» **THE TASK**:
Extract each line from the entries below that has the string "JSON" in it.

■ ■ ■

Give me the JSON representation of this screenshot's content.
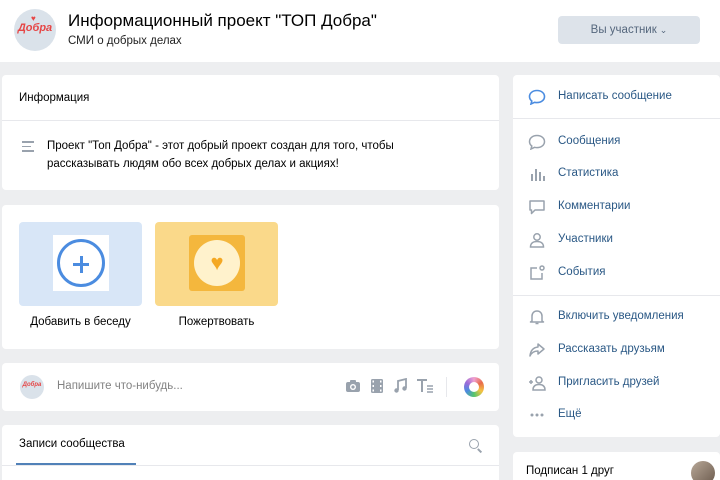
{
  "header": {
    "logo_text": "Добра",
    "title": "Информационный проект \"ТОП Добра\"",
    "subtitle": "СМИ о добрых делах",
    "member_button": "Вы участник",
    "member_chevron": "⌄"
  },
  "info": {
    "title": "Информация",
    "description": "Проект \"Топ Добра\" - этот добрый проект создан для того, чтобы рассказывать людям обо всех добрых делах и акциях!"
  },
  "actions": [
    {
      "label": "Добавить в беседу",
      "icon": "plus-circle-icon"
    },
    {
      "label": "Пожертвовать",
      "icon": "heart-icon"
    }
  ],
  "composer": {
    "placeholder": "Напишите что-нибудь...",
    "tools": [
      "camera-icon",
      "video-icon",
      "music-icon",
      "text-icon",
      "palette-icon"
    ]
  },
  "wall": {
    "tab": "Записи сообщества"
  },
  "menu": {
    "items": [
      {
        "label": "Написать сообщение",
        "icon": "message-icon"
      },
      {
        "label": "Сообщения",
        "icon": "messages-icon"
      },
      {
        "label": "Статистика",
        "icon": "stats-icon"
      },
      {
        "label": "Комментарии",
        "icon": "comments-icon"
      },
      {
        "label": "Участники",
        "icon": "user-icon"
      },
      {
        "label": "События",
        "icon": "events-icon"
      },
      {
        "label": "Включить уведомления",
        "icon": "bell-icon"
      },
      {
        "label": "Рассказать друзьям",
        "icon": "share-icon"
      },
      {
        "label": "Пригласить друзей",
        "icon": "add-user-icon"
      },
      {
        "label": "Ещё",
        "icon": "more-icon"
      }
    ]
  },
  "friends": {
    "label": "Подписан 1 друг"
  },
  "colors": {
    "accent": "#5181b8",
    "link": "#2a5885",
    "icon": "#99a2ad",
    "background": "#edeef0"
  }
}
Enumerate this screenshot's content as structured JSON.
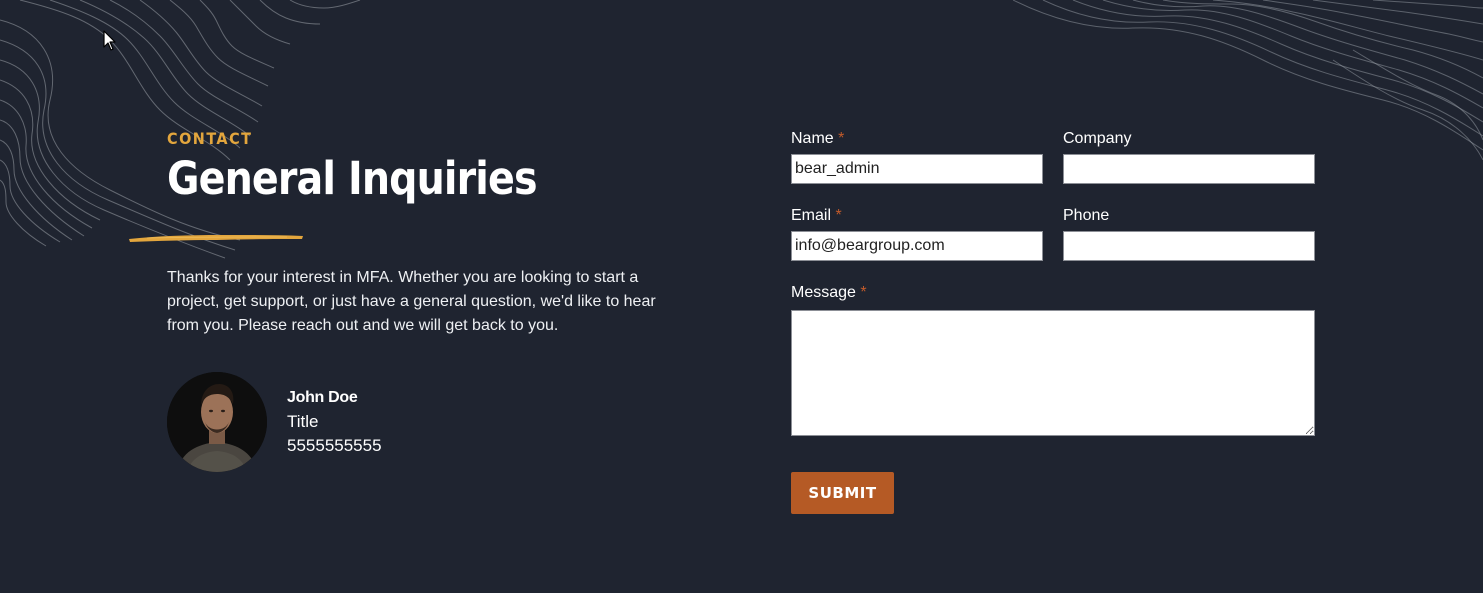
{
  "section": {
    "eyebrow": "CONTACT",
    "title": "General Inquiries",
    "intro": "Thanks for your interest in MFA. Whether you are looking to start a project, get support, or just have a general question, we'd like to hear from you. Please reach out and we will get back to you."
  },
  "contact_person": {
    "name": "John Doe",
    "title": "Title",
    "phone": "5555555555"
  },
  "form": {
    "name_label": "Name",
    "company_label": "Company",
    "email_label": "Email",
    "phone_label": "Phone",
    "message_label": "Message",
    "required_marker": "*",
    "name_value": "bear_admin",
    "company_value": "",
    "email_value": "info@beargroup.com",
    "phone_value": "",
    "message_value": "",
    "submit_label": "SUBMIT"
  },
  "colors": {
    "background": "#1f2430",
    "accent_gold": "#e3a63d",
    "button_orange": "#b55a25",
    "required_red": "#c25b2b"
  },
  "icons": {
    "cursor": "mouse-pointer-icon"
  }
}
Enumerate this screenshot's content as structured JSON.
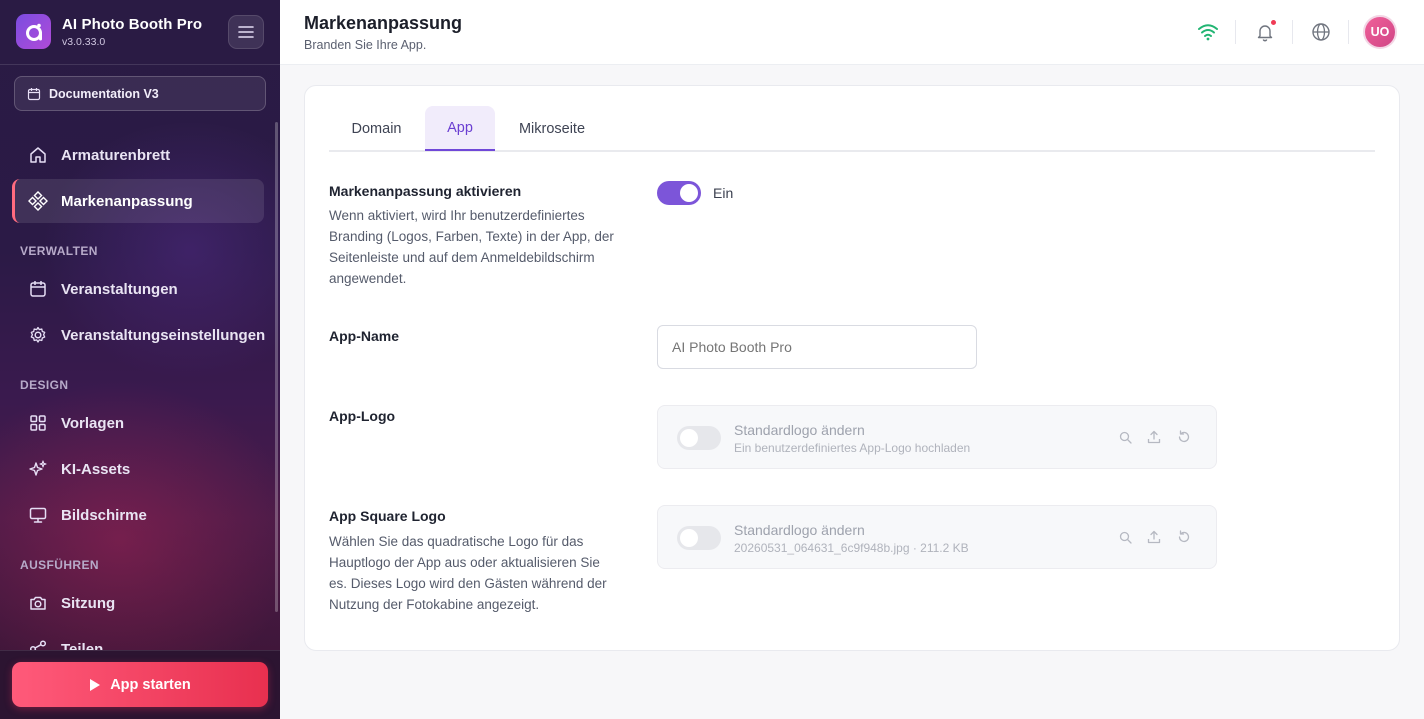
{
  "app": {
    "title": "AI Photo Booth Pro",
    "version": "v3.0.33.0"
  },
  "sidebar": {
    "doc_button": "Documentation V3",
    "items_top": [
      {
        "label": "Armaturenbrett",
        "icon": "home-icon"
      },
      {
        "label": "Markenanpassung",
        "icon": "diamond-grid-icon",
        "active": true
      }
    ],
    "section_manage": "VERWALTEN",
    "items_manage": [
      {
        "label": "Veranstaltungen",
        "icon": "calendar-icon"
      },
      {
        "label": "Veranstaltungseinstellungen",
        "icon": "gear-icon"
      }
    ],
    "section_design": "DESIGN",
    "items_design": [
      {
        "label": "Vorlagen",
        "icon": "grid-icon"
      },
      {
        "label": "KI-Assets",
        "icon": "sparkles-icon"
      },
      {
        "label": "Bildschirme",
        "icon": "monitor-icon"
      }
    ],
    "section_run": "AUSFÜHREN",
    "items_run": [
      {
        "label": "Sitzung",
        "icon": "camera-icon"
      },
      {
        "label": "Teilen",
        "icon": "share-icon"
      }
    ],
    "start_button": "App starten"
  },
  "header": {
    "title": "Markenanpassung",
    "subtitle": "Branden Sie Ihre App.",
    "avatar_initials": "UO",
    "colors": {
      "wifi": "#22b573",
      "notification_dot": "#ef3b55",
      "accent": "#7c55d9"
    }
  },
  "tabs": [
    {
      "label": "Domain",
      "active": false
    },
    {
      "label": "App",
      "active": true
    },
    {
      "label": "Mikroseite",
      "active": false
    }
  ],
  "form": {
    "branding": {
      "label": "Markenanpassung aktivieren",
      "description": "Wenn aktiviert, wird Ihr benutzerdefiniertes Branding (Logos, Farben, Texte) in der App, der Seitenleiste und auf dem Anmeldebildschirm angewendet.",
      "toggle_state": "Ein",
      "enabled": true
    },
    "app_name": {
      "label": "App-Name",
      "placeholder": "AI Photo Booth Pro"
    },
    "app_logo": {
      "label": "App-Logo",
      "title": "Standardlogo ändern",
      "subtitle": "Ein benutzerdefiniertes App-Logo hochladen"
    },
    "square_logo": {
      "label": "App Square Logo",
      "description": "Wählen Sie das quadratische Logo für das Hauptlogo der App aus oder aktualisieren Sie es. Dieses Logo wird den Gästen während der Nutzung der Fotokabine angezeigt.",
      "title": "Standardlogo ändern",
      "file_info": "20260531_064631_6c9f948b.jpg · 211.2 KB"
    }
  }
}
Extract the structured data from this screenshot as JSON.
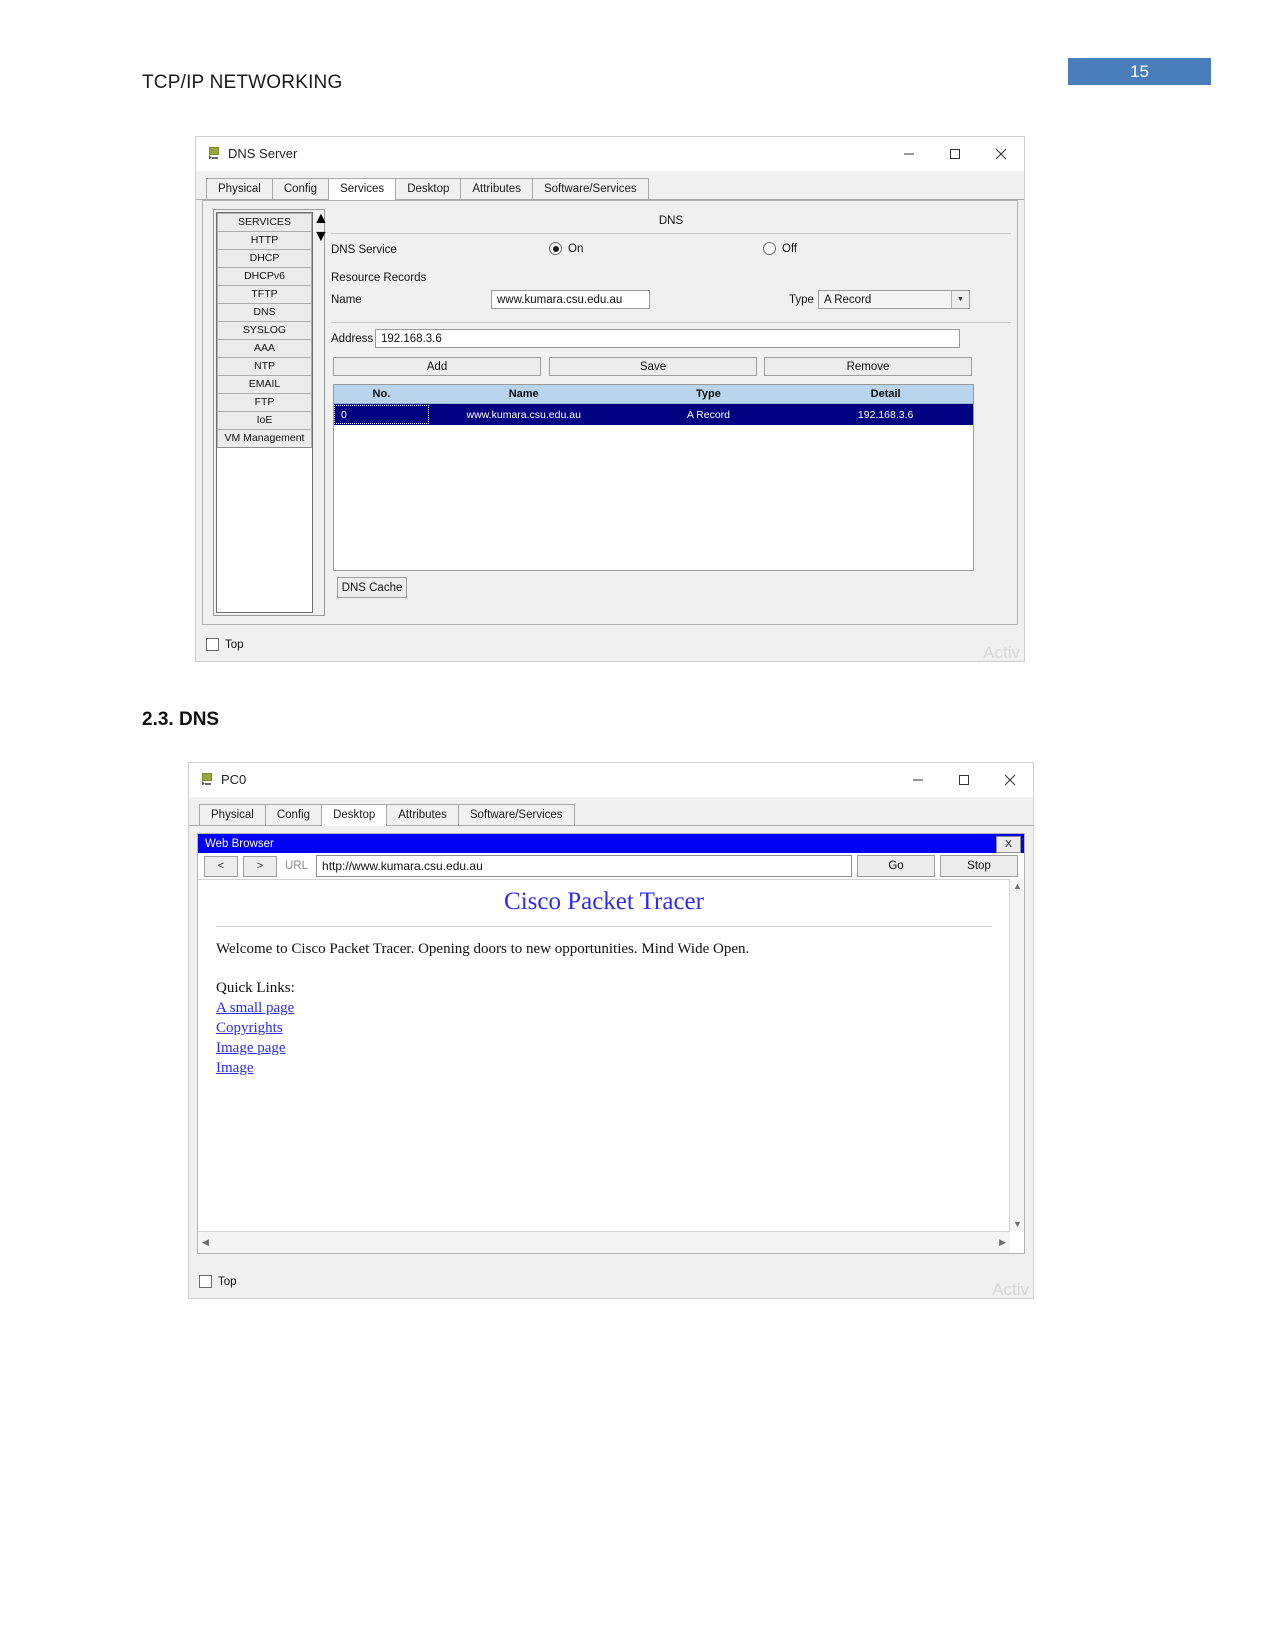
{
  "document": {
    "header_title": "TCP/IP NETWORKING",
    "page_number": "15",
    "page_badge_color": "#4A7EBB",
    "section_heading": "2.3. DNS"
  },
  "dns_window": {
    "title": "DNS Server",
    "icon": "packet-tracer-device-icon",
    "window_controls": {
      "minimize": "–",
      "maximize": "□",
      "close": "✕"
    },
    "tabs": [
      {
        "label": "Physical",
        "active": false
      },
      {
        "label": "Config",
        "active": false
      },
      {
        "label": "Services",
        "active": true
      },
      {
        "label": "Desktop",
        "active": false
      },
      {
        "label": "Attributes",
        "active": false
      },
      {
        "label": "Software/Services",
        "active": false
      }
    ],
    "services_list": [
      "SERVICES",
      "HTTP",
      "DHCP",
      "DHCPv6",
      "TFTP",
      "DNS",
      "SYSLOG",
      "AAA",
      "NTP",
      "EMAIL",
      "FTP",
      "IoE",
      "VM Management"
    ],
    "panel_heading": "DNS",
    "service_label": "DNS Service",
    "service_on_label": "On",
    "service_off_label": "Off",
    "service_state": "On",
    "resource_records_label": "Resource Records",
    "name_label": "Name",
    "name_value": "www.kumara.csu.edu.au",
    "type_label": "Type",
    "type_value": "A Record",
    "address_label": "Address",
    "address_value": "192.168.3.6",
    "buttons": {
      "add": "Add",
      "save": "Save",
      "remove": "Remove"
    },
    "table": {
      "columns": [
        "No.",
        "Name",
        "Type",
        "Detail"
      ],
      "rows": [
        {
          "no": "0",
          "name": "www.kumara.csu.edu.au",
          "type": "A Record",
          "detail": "192.168.3.6"
        }
      ]
    },
    "dns_cache_button": "DNS Cache",
    "top_checkbox_label": "Top",
    "watermark": "Activ"
  },
  "pc_window": {
    "title": "PC0",
    "icon": "packet-tracer-device-icon",
    "window_controls": {
      "minimize": "–",
      "maximize": "□",
      "close": "✕"
    },
    "tabs": [
      {
        "label": "Physical",
        "active": false
      },
      {
        "label": "Config",
        "active": false
      },
      {
        "label": "Desktop",
        "active": true
      },
      {
        "label": "Attributes",
        "active": false
      },
      {
        "label": "Software/Services",
        "active": false
      }
    ],
    "browser": {
      "title": "Web Browser",
      "close_label": "X",
      "back_label": "<",
      "forward_label": ">",
      "url_label": "URL",
      "url_value": "http://www.kumara.csu.edu.au",
      "go_label": "Go",
      "stop_label": "Stop",
      "page": {
        "heading": "Cisco Packet Tracer",
        "welcome": "Welcome to Cisco Packet Tracer. Opening doors to new opportunities. Mind Wide Open.",
        "quick_links_label": "Quick Links:",
        "links": [
          "A small page",
          "Copyrights",
          "Image page",
          "Image"
        ]
      }
    },
    "top_checkbox_label": "Top",
    "watermark": "Activ"
  }
}
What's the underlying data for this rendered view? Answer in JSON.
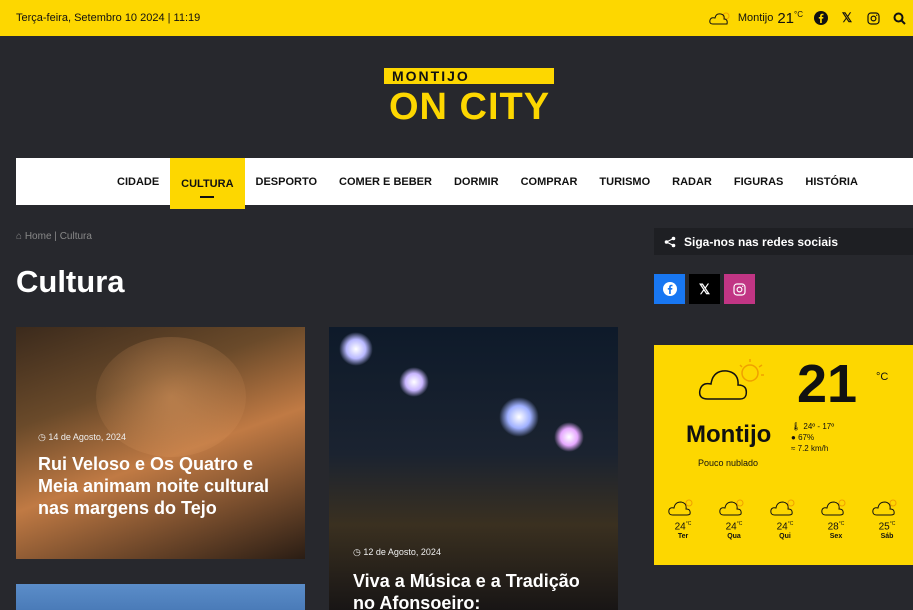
{
  "topbar": {
    "date": "Terça-feira, Setembro 10 2024 | 11:19",
    "weather_city": "Montijo",
    "weather_temp": "21",
    "weather_unit": "°C"
  },
  "logo": {
    "top": "MONTIJO",
    "bottom": "ON CITY"
  },
  "nav": {
    "items": [
      {
        "label": "CIDADE",
        "active": false
      },
      {
        "label": "CULTURA",
        "active": true
      },
      {
        "label": "DESPORTO",
        "active": false
      },
      {
        "label": "COMER E BEBER",
        "active": false
      },
      {
        "label": "DORMIR",
        "active": false
      },
      {
        "label": "COMPRAR",
        "active": false
      },
      {
        "label": "TURISMO",
        "active": false
      },
      {
        "label": "RADAR",
        "active": false
      },
      {
        "label": "FIGURAS",
        "active": false
      },
      {
        "label": "HISTÓRIA",
        "active": false
      }
    ]
  },
  "breadcrumb": {
    "home": "Home",
    "current": "Cultura"
  },
  "page": {
    "title": "Cultura"
  },
  "articles": [
    {
      "date": "14 de Agosto, 2024",
      "title": "Rui Veloso e Os Quatro e Meia animam noite cultural nas margens do Tejo"
    },
    {
      "date": "12 de Agosto, 2024",
      "title": "Viva a Música e a Tradição no Afonsoeiro:"
    }
  ],
  "social": {
    "heading": "Siga-nos nas redes sociais"
  },
  "weather_widget": {
    "temp": "21",
    "unit": "°C",
    "city": "Montijo",
    "description": "Pouco nublado",
    "range": "24º - 17º",
    "humidity": "67%",
    "wind": "7.2 km/h",
    "forecast": [
      {
        "temp": "24",
        "unit": "°C",
        "day": "Ter"
      },
      {
        "temp": "24",
        "unit": "°C",
        "day": "Qua"
      },
      {
        "temp": "24",
        "unit": "°C",
        "day": "Qui"
      },
      {
        "temp": "28",
        "unit": "°C",
        "day": "Sex"
      },
      {
        "temp": "25",
        "unit": "°C",
        "day": "Sáb"
      }
    ]
  },
  "colors": {
    "accent": "#fdd700",
    "background": "#27282d"
  }
}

■ ■ ■

» **EXERCISE OUTPUT**:
Give me the JSON representation of this screenshot's content.
Enumerate this screenshot's content as structured JSON.
Enumerate this screenshot's content as structured JSON.
Extract the structured data from this screenshot as JSON.
What's the underlying data for this rendered view? Answer in JSON.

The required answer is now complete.